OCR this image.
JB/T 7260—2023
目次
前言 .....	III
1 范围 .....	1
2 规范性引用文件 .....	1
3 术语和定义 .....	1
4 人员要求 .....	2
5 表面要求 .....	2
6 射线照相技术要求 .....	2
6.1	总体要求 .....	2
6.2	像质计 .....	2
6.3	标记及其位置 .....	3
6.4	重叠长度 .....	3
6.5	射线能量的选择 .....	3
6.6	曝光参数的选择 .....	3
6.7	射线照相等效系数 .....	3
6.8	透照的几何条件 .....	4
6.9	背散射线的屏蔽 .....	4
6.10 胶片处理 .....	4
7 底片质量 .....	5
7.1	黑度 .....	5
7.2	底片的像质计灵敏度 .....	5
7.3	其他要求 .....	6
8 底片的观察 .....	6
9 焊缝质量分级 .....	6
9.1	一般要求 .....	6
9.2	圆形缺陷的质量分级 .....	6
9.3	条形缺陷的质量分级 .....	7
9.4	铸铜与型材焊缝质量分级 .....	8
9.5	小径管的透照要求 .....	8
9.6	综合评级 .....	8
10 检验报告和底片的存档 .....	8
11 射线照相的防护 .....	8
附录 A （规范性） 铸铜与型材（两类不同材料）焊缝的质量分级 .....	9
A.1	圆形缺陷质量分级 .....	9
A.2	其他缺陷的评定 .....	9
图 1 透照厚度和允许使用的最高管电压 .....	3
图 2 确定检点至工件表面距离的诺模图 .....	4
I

- Set problem -
Give the entries once more, exactly as they appear.

- Solution -
OCR this image.
JB/T 7260—2023
目次
前言 .....	III
1 范围 .....	1
2 规范性引用文件 .....	1
3 术语和定义 .....	1
4 人员要求 .....	2
5 表面要求 .....	2
6 射线照相技术要求 .....	2
6.1	总体要求 .....	2
6.2	像质计 .....	2
6.3	标记及其位置 .....	3
6.4	重叠长度 .....	3
6.5	射线能量的选择 .....	3
6.6	曝光参数的选择 .....	3
6.7	射线照相等效系数 .....	3
6.8	透照的几何条件 .....	4
6.9	背散射线的屏蔽 .....	4
6.10 胶片处理 .....	4
7 底片质量 .....	5
7.1	黑度 .....	5
7.2	底片的像质计灵敏度 .....	5
7.3	其他要求 .....	6
8 底片的观察 .....	6
9 焊缝质量分级 .....	6
9.1	一般要求 .....	6
9.2	圆形缺陷的质量分级 .....	6
9.3	条形缺陷的质量分级 .....	7
9.4	铸铜与型材焊缝质量分级 .....	8
9.5	小径管的透照要求 .....	8
9.6	综合评级 .....	8
10 检验报告和底片的存档 .....	8
11 射线照相的防护 .....	8
附录 A （规范性） 铸铜与型材（两类不同材料）焊缝的质量分级 .....	9
A.1	圆形缺陷质量分级 .....	9
A.2	其他缺陷的评定 .....	9
图 1 透照厚度和允许使用的最高管电压 .....	3
图 2 确定检点至工件表面距离的诺模图 .....	4
I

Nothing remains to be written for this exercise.